• GIVEN REQUEST
Collect all the lines that mention the word "link".

■ ■ ■ ■

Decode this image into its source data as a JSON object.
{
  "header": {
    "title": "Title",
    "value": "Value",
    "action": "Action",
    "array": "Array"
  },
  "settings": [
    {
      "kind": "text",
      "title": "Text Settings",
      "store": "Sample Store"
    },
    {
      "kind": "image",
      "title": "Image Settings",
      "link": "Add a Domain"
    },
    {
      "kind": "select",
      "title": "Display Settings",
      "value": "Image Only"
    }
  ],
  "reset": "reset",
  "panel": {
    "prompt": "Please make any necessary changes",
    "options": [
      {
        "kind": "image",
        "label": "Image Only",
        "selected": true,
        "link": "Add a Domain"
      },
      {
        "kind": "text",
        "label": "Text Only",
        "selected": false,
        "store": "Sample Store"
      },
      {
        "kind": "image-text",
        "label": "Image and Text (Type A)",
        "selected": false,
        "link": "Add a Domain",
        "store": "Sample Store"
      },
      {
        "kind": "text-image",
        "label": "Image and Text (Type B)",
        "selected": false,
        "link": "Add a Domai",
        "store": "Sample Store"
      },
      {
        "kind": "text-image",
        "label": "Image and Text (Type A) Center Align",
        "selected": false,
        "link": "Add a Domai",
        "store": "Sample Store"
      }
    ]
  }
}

■ ■ ■ ■

• FINISHED TASK
      "link": "Add a Domain"
        "link": "Add a Domain"
        "link": "Add a Domain",
        "link": "Add a Domai",
        "link": "Add a Domai",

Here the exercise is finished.